■ Goal of the exercise ■
Could you put the lines of all the records below into a Markdown table with a Row column for the row number and a Line column for the line, skipping blank lines and leaving the pictures out?

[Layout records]

** START **

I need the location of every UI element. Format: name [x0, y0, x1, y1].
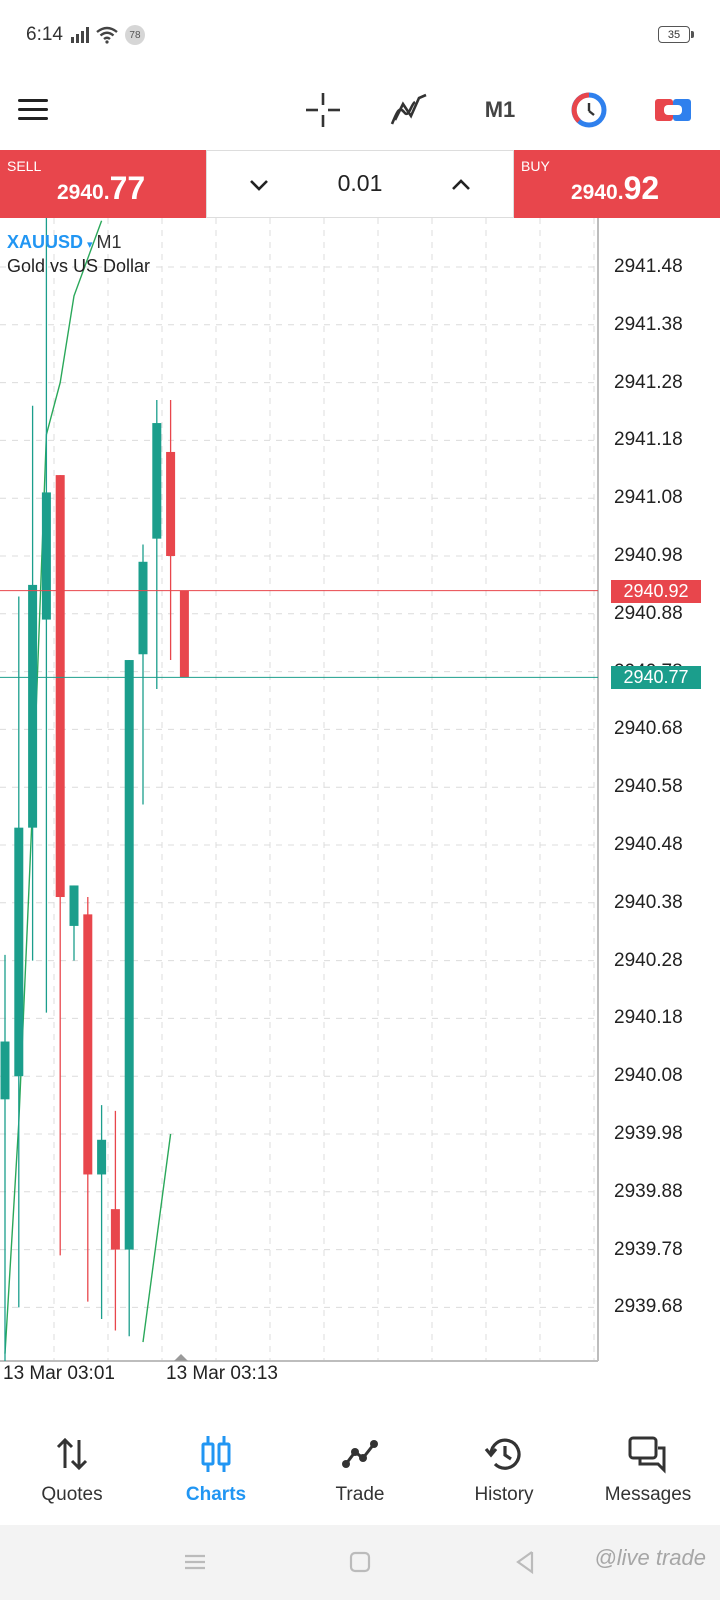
symbol-timeframe: M1 — [96, 232, 122, 252]
price-axis-label: 2940.88 — [614, 602, 683, 624]
candle-bearish — [166, 451, 176, 556]
chevron-down-icon — [250, 180, 268, 191]
wifi-icon — [96, 26, 118, 44]
candle-bearish — [179, 590, 189, 678]
one-click-trading-icon[interactable] — [650, 82, 696, 138]
buy-label: BUY — [521, 158, 550, 174]
candle-bullish — [28, 584, 38, 828]
nav-label: History — [474, 1484, 534, 1505]
lot-decrease-button[interactable] — [239, 165, 279, 205]
candle-bullish — [124, 660, 134, 1250]
time-axis-label: 13 Mar 03:01 — [3, 1363, 115, 1384]
candle-bullish — [41, 492, 51, 620]
lot-size-control: 0.01 — [206, 150, 514, 218]
candle-bearish — [110, 1209, 120, 1250]
battery-level: 35 — [667, 28, 681, 41]
nav-charts[interactable]: Charts — [144, 1420, 288, 1525]
price-axis-label: 2941.48 — [614, 256, 683, 277]
sell-button[interactable]: SELL 2940.77 — [0, 150, 206, 218]
timeframe-label: M1 — [484, 97, 516, 122]
buy-price: 2940.92 — [571, 170, 659, 207]
symbol-description: Gold vs US Dollar — [7, 256, 151, 276]
lot-increase-button[interactable] — [441, 165, 481, 205]
objects-icon[interactable] — [566, 82, 612, 138]
nav-quotes[interactable]: Quotes — [0, 1420, 144, 1525]
candlestick-chart[interactable] — [0, 218, 720, 1388]
nav-label: Trade — [335, 1484, 385, 1505]
status-time: 6:14 — [26, 24, 63, 45]
time-axis-label: 13 Mar 03:13 — [166, 1363, 278, 1384]
price-axis-label: 2940.68 — [614, 718, 683, 740]
candle-bullish — [138, 561, 148, 655]
price-axis-label: 2940.38 — [614, 891, 683, 913]
candle-bullish — [0, 1041, 10, 1100]
nav-history[interactable]: History — [432, 1420, 576, 1525]
candle-bullish — [152, 423, 162, 539]
status-icons: 78 — [70, 25, 145, 45]
signal-icon — [70, 27, 89, 43]
candle-bearish — [55, 475, 65, 898]
system-navigation-bar: @live trade — [0, 1525, 720, 1600]
network-speed-badge: 78 — [124, 25, 145, 45]
nav-messages[interactable]: Messages — [576, 1420, 720, 1525]
trade-icon — [342, 1440, 378, 1468]
symbol-dropdown-icon[interactable]: ▾ — [87, 239, 93, 251]
price-axis-label: 2940.28 — [614, 949, 683, 971]
price-axis-label: 2940.48 — [614, 834, 683, 855]
price-axis-label: 2940.18 — [614, 1007, 683, 1029]
bottom-navigation: Quotes Charts Trade History Messages — [0, 1420, 720, 1525]
recents-icon[interactable] — [180, 1547, 210, 1577]
nav-label: Messages — [604, 1484, 692, 1505]
sell-price-prefix: 2940. — [57, 181, 110, 204]
price-axis-label: 2939.78 — [614, 1238, 683, 1260]
moving-average-line — [142, 1133, 172, 1343]
price-axis-label: 2941.18 — [614, 429, 683, 451]
chart-area[interactable]: XAUUSD ▾ M1 Gold vs US Dollar 2941.48 2941.… — [0, 218, 720, 1388]
ask-price-tag: 2940.92 — [611, 579, 701, 603]
symbol-header[interactable]: XAUUSD ▾ M1 — [7, 232, 122, 253]
battery-icon: 35 — [658, 26, 694, 43]
candle-bullish — [14, 827, 24, 1077]
price-axis-label: 2940.58 — [614, 776, 683, 798]
candle-bullish — [97, 1139, 107, 1175]
price-axis-label: 2941.28 — [614, 371, 683, 393]
lot-size-value[interactable]: 0.01 — [337, 170, 383, 196]
sell-price: 2940.77 — [57, 170, 145, 207]
indicators-icon[interactable] — [386, 82, 432, 138]
buy-price-prefix: 2940. — [571, 181, 624, 204]
buy-price-pips: 92 — [623, 170, 660, 206]
crosshair-icon[interactable] — [300, 82, 346, 138]
candle-bullish — [69, 885, 79, 926]
timeframe-button[interactable]: M1 — [470, 82, 530, 138]
nav-label: Charts — [185, 1484, 247, 1505]
price-axis-label: 2939.68 — [614, 1296, 683, 1318]
one-click-trade-panel: SELL 2940.77 0.01 BUY 2940.92 — [0, 150, 720, 218]
quotes-icon — [56, 1437, 88, 1471]
chart-toolbar: M1 — [0, 70, 720, 150]
symbol-name[interactable]: XAUUSD — [7, 232, 84, 252]
nav-trade[interactable]: Trade — [288, 1420, 432, 1525]
chevron-up-icon — [452, 179, 470, 190]
charts-icon — [201, 1436, 231, 1472]
messages-icon — [628, 1436, 666, 1474]
bid-price-tag: 2940.77 — [611, 666, 701, 690]
back-icon[interactable] — [510, 1547, 540, 1577]
status-bar: 6:14 78 35 — [0, 0, 720, 70]
current-time-marker — [174, 1354, 188, 1361]
price-axis-label: 2941.38 — [614, 313, 683, 335]
home-icon[interactable] — [345, 1547, 375, 1577]
price-axis-label: 2939.98 — [614, 1123, 683, 1144]
sell-price-pips: 77 — [109, 170, 146, 206]
price-axis-label: 2940.98 — [614, 545, 683, 566]
nav-label: Quotes — [41, 1484, 103, 1505]
price-axis-label: 2941.08 — [614, 487, 683, 509]
price-axis-label: 2939.88 — [614, 1180, 683, 1202]
sell-label: SELL — [7, 158, 42, 174]
history-icon — [484, 1438, 521, 1470]
candle-bearish — [83, 914, 93, 1175]
menu-icon[interactable] — [16, 82, 52, 138]
watermark: @live trade — [594, 1545, 706, 1570]
buy-button[interactable]: BUY 2940.92 — [514, 150, 720, 218]
price-axis-label: 2940.08 — [614, 1065, 683, 1087]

** END **

■ The answer ■
| Row | Line |
|---|---|
| 1 | I need the location of every UI element. Format: name [x0, y0, x1, y1]. |
| 2 | symbol-timeframe: M1 — [96, 232, 122, 252] |
| 3 | price-axis-label: 2940.88 — [614, 602, 683, 624] |
| 4 | candle-bearish — [166, 451, 176, 556] |
| 5 | chevron-down-icon — [250, 180, 268, 191] |
| 6 | wifi-icon — [96, 26, 118, 44] |
| 7 | candle-bearish — [179, 590, 189, 678] |
| 8 | one-click-trading-icon[interactable] — [650, 82, 696, 138] |
| 9 | buy-label: BUY — [521, 158, 550, 174] |
| 10 | candle-bullish — [28, 584, 38, 828] |
| 11 | nav-label: History — [474, 1484, 534, 1505] |
| 12 | lot-decrease-button[interactable] — [239, 165, 279, 205] |
| 13 | candle-bullish — [124, 660, 134, 1250] |
| 14 | time-axis-label: 13 Mar 03:01 — [3, 1363, 115, 1384] |
| 15 | candle-bullish — [41, 492, 51, 620] |
| 16 | lot-size-control: 0.01 — [206, 150, 514, 218] |
| 17 | candle-bearish — [110, 1209, 120, 1250] |
| 18 | battery-level: 35 — [667, 28, 681, 41] |
| 19 | nav-charts[interactable]: Charts — [144, 1420, 288, 1525] |
| 20 | price-axis-label: 2941.48 — [614, 256, 683, 277] |
| 21 | sell-button[interactable]: SELL 2940.77 — [0, 150, 206, 218] |
| 22 | timeframe-label: M1 — [484, 97, 516, 122] |
| 23 | buy-price: 2940.92 — [571, 170, 659, 207] |
| 24 | symbol-description: Gold vs US Dollar — [7, 256, 151, 276] |
| 25 | lot-increase-button[interactable] — [441, 165, 481, 205] |
| 26 | objects-icon[interactable] — [566, 82, 612, 138] |
| 27 | nav-quotes[interactable]: Quotes — [0, 1420, 144, 1525] |
| 28 | candlestick-chart[interactable] — [0, 218, 720, 1388] |
| 29 | nav-label: Trade — [335, 1484, 385, 1505] |
| 30 | status-time: 6:14 — [26, 24, 63, 45] |
| 31 | time-axis-label: 13 Mar 03:13 — [166, 1363, 278, 1384] |
| 32 | price-axis-label: 2940.68 — [614, 718, 683, 740] |
| 33 | candle-bullish — [138, 561, 148, 655] |
| 34 | price-axis-label: 2940.38 — [614, 891, 683, 913] |
| 35 | candle-bullish — [0, 1041, 10, 1100] |
| 36 | nav-history[interactable]: History — [432, 1420, 576, 1525] |
| 37 | candle-bullish — [152, 423, 162, 539] |
| 38 | status-icons: 78 — [70, 25, 145, 45] |
| 39 | signal-icon — [70, 27, 89, 43] |
| 40 | candle-bearish — [55, 475, 65, 898] |
| 41 | system-navigation-bar: @live trade — [0, 1525, 720, 1600] |
| 42 | network-speed-badge: 78 — [124, 25, 145, 45] |
| 43 | nav-messages[interactable]: Messages — [576, 1420, 720, 1525] |
| 44 | trade-icon — [342, 1440, 378, 1468] |
| 45 | symbol-dropdown-icon[interactable]: ▾ — [87, 239, 93, 251] |
| 46 | price-axis-label: 2940.28 — [614, 949, 683, 971] |
| 47 | price-axis-label: 2940.48 — [614, 834, 683, 855] |
| 48 | price-axis-label: 2940.18 — [614, 1007, 683, 1029] |
| 49 | bottom-navigation: Quotes Charts Trade History Messages — [0, 1420, 720, 1525] |
| 50 | recents-icon[interactable] — [180, 1547, 210, 1577] |
| 51 | nav-label: Messages — [604, 1484, 692, 1505] |
| 52 | sell-price-prefix: 2940. — [57, 181, 110, 204] |
| 53 | price-axis-label: 2939.78 — [614, 1238, 683, 1260] |
| 54 | moving-average-line — [142, 1133, 172, 1343] |
| 55 | price-axis-label: 2941.18 — [614, 429, 683, 451] |
| 56 | chart-area[interactable]: XAUUSD ▾ M1 Gold vs US Dollar 2941.48 2941.… — [0, 218, 720, 1388] |
| 57 | ask-price-tag: 2940.92 — [611, 579, 701, 603] |
| 58 | symbol-header[interactable]: XAUUSD ▾ M1 — [7, 232, 122, 253] |
| 59 | battery-icon: 35 — [658, 26, 694, 43] |
| 60 | candle-bullish — [14, 827, 24, 1077] |
| 61 | price-axis-label: 2940.58 — [614, 776, 683, 798] |
| 62 | candle-bullish — [97, 1139, 107, 1175] |
| 63 | price-axis-label: 2941.28 — [614, 371, 683, 393] |
| 64 | lot-size-value[interactable]: 0.01 — [337, 170, 383, 196] |
| 65 | sell-price: 2940.77 — [57, 170, 145, 207] |
| 66 | indicators-icon[interactable] — [386, 82, 432, 138] |
| 67 | buy-price-prefix: 2940. — [571, 181, 624, 204] |
| 68 | buy-price-pips: 92 — [623, 170, 660, 206] |
| 69 | crosshair-icon[interactable] — [300, 82, 346, 138] |
| 70 | candle-bullish — [69, 885, 79, 926] |
| 71 | timeframe-button[interactable]: M1 — [470, 82, 530, 138] |
| 72 | nav-label: Charts — [185, 1484, 247, 1505] |
| 73 | price-axis-label: 2939.68 — [614, 1296, 683, 1318] |
| 74 | one-click-trade-panel: SELL 2940.77 0.01 BUY 2940.92 — [0, 150, 720, 218] |
| 75 | quotes-icon — [56, 1437, 88, 1471] |
| 76 | chart-toolbar: M1 — [0, 70, 720, 150] |
| 77 | symbol-name[interactable]: XAUUSD — [7, 232, 84, 252] |
| 78 | nav-trade[interactable]: Trade — [288, 1420, 432, 1525] |
| 79 | chevron-up-icon — [452, 179, 470, 190] |
| 80 | charts-icon — [201, 1436, 231, 1472] |
| 81 | messages-icon — [628, 1436, 666, 1474] |
| 82 | bid-price-tag: 2940.77 — [611, 666, 701, 690] |
| 83 | back-icon[interactable] — [510, 1547, 540, 1577] |
| 84 | status-bar: 6:14 78 35 — [0, 0, 720, 70] |
| 85 | current-time-marker — [174, 1354, 188, 1361] |
| 86 | price-axis-label: 2941.38 — [614, 313, 683, 335] |
| 87 | home-icon[interactable] — [345, 1547, 375, 1577] |
| 88 | price-axis-label: 2939.98 — [614, 1123, 683, 1144] |
| 89 | sell-price-pips: 77 — [109, 170, 146, 206] |
| 90 | price-axis-label: 2940.98 — [614, 545, 683, 566] |
| 91 | nav-label: Quotes — [41, 1484, 103, 1505] |
| 92 | price-axis-label: 2941.08 — [614, 487, 683, 509] |
| 93 | price-axis-label: 2939.88 — [614, 1180, 683, 1202] |
| 94 | sell-label: SELL — [7, 158, 42, 174] |
| 95 | history-icon — [484, 1438, 521, 1470] |
| 96 | candle-bearish — [83, 914, 93, 1175] |
| 97 | menu-icon[interactable] — [16, 82, 52, 138] |
| 98 | watermark: @live trade — [594, 1545, 706, 1570] |
| 99 | buy-button[interactable]: BUY 2940.92 — [514, 150, 720, 218] |
| 100 | price-axis-label: 2940.08 — [614, 1065, 683, 1087] |